------ ESTRATTO DEL DOCUMENTO ------

L’AQUILA CITTA’ CHE CAMBIA: UN FRUTTIVENDOLO IN STILE SOUK EGIZIANO SPUNTA A SANTANZA

Autore dell'articolo: Loredana Lombardo

23 Settembre 2016 12:30

L’AQUILA – Profumo di Medio Oriente all'Aquila, dove nel quartiere Santanza ha da qualche giorno aperto i battenti un negozio di frutta e verdura che ricorda tanto i souk.

Aperto dall'alba a tarda sera, è gestito da due fratelli egiziani e ha preso il posto dello storico bar di Luciano Pitone su viale Croce Rossa, che da qualche anno ha abbassato per sempre le saracinesche.

“Stella di frutta”, questo il nome, appare come la bottega di una volta.

“Lavoriamo nell’ambito della frutta e della verdura da sempre – raccontano ad AbruzzoWeb Mimmo e Mohammad Hegakida, 20 e 21 anni – da quando eravamo poco più che bambini, ma sempre sotto padrone, e non ci sembra vero di aver realizzato questo sogno, avere il nostro bel negozio che spero ci dia grandi soddisfazioni”.

Approdati all'Aquila dopo un lungo peregrinare in giro per l'Italia, hanno messo su un negozio semplice, ordinato, dove a fare da padroni sono i colori e i profumi di ortaggi e frutti di ogni tipo che strabordano dalle cassette: dalla classica uva, alle pesche succose, passando per tocchi esotici che ricordano il loro Paese tapioca, papaya, mango e avocado.

------

- **COMPITI RICHIESTI**:
(A) Ritrascrivi alla lettera il passo dell'articolo sul negozio di frutta a Santanza da "Aperto dall'alba a" fino a "sempre le saracinesche." incluso.
(B) Prosegui l'articolo sul negozio di frutta a Santanza a partire dal punto in cui si interrompe.
Le righe riportate di seguito non hanno alcun legame con l'articolo sul negozio di frutta a Santanza.

------ DATI ESTRATTI ------

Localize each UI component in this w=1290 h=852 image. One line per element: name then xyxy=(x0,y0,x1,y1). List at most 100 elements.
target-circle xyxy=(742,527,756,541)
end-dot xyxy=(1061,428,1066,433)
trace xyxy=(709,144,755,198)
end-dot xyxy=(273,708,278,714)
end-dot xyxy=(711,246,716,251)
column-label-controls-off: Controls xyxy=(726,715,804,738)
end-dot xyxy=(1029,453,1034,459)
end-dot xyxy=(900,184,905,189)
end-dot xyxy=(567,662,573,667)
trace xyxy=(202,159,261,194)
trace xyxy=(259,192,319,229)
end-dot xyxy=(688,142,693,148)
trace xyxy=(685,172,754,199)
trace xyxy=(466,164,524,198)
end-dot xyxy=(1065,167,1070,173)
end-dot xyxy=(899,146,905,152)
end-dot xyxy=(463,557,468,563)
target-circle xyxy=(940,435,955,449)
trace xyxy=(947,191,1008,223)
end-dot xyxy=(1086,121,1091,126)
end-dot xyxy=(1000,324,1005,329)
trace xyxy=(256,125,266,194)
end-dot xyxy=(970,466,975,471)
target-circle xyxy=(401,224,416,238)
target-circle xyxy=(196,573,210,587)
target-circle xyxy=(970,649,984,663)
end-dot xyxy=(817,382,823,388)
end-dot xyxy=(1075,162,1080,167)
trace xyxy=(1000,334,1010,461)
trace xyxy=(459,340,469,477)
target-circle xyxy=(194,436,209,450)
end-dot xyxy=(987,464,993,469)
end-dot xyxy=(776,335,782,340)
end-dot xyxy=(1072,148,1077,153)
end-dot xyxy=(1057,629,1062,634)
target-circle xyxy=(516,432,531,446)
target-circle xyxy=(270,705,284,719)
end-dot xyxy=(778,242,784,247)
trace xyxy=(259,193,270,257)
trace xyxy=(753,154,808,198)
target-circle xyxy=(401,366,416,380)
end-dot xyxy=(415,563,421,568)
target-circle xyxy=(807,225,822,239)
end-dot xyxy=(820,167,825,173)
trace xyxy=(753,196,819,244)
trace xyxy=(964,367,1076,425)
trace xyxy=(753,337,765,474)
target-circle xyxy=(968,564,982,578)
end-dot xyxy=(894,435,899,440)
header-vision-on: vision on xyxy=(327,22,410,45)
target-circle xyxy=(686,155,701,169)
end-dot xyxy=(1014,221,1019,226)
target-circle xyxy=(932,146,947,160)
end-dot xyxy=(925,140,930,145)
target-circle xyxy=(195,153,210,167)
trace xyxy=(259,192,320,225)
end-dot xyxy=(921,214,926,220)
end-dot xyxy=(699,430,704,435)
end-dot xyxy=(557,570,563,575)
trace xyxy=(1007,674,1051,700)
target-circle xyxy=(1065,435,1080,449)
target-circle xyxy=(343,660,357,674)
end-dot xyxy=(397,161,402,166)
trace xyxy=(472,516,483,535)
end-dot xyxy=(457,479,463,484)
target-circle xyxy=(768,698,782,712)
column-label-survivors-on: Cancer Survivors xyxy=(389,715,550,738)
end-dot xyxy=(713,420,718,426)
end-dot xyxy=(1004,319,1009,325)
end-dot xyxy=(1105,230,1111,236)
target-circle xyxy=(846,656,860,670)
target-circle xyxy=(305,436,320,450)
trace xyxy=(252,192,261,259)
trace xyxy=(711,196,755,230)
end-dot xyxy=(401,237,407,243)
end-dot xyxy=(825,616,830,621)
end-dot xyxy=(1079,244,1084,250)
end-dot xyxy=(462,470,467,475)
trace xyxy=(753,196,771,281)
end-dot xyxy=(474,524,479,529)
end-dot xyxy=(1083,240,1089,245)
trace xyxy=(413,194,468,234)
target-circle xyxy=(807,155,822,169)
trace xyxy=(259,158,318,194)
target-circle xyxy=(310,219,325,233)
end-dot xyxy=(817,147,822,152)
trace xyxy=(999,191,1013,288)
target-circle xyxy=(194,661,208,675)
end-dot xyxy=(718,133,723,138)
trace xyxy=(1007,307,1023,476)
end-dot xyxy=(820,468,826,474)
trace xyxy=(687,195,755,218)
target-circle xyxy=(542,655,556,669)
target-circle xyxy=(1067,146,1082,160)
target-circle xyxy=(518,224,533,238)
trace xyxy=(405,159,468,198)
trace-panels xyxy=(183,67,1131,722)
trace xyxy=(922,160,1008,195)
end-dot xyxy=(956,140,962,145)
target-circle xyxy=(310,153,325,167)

------

- **RISPOSTE AI COMPITI**:
(A)
Aperto dall'alba a tarda sera, è gestito da due fratelli egiziani e ha preso il posto dello storico bar di Luciano Pitone su viale Croce Rossa, che da qualche anno ha abbassato per sempre le saracinesche.

(B)
La cosa che stupisce non è solo l'ordine e la cura quasi maniacale per la pulizia e l'accostamento cromatico, ma sono i prezzi, assolutamente concorrenziali: come racconta Mimmo, “siamo convinti che riusciremo ad affermarci bene, i prodotti sono freschissimi, da noi scaricano tutte le mattine, compresa la domenica”.

“La frutta per noi non ha segreti – aggiunge Mohammad – la vendiamo da quando eravamo poco più che bambini, da noi la vita è sempre stata dura, non c’era tanto spazio per i giochi, bisognava dare una mano a casa, portare quei soldini che non bastavano mai”.

Poi la situazione interna egiziana, i risvolti politici, le guerre, gli attentati di cui non sempre le televisioni hanno danno notizia, li hanno costretti ad andare via, a scappare, cercando altrove il proprio futuro.





“Nostro padre – continuano – vive in Italia dagli anni ’90, è sempre rimasto a Trieste dove ha trovato lavoro all'inizio, noi lo abbiamo raggiunto nel 1995, dopo aver messo da parte i soldi per il viaggio”.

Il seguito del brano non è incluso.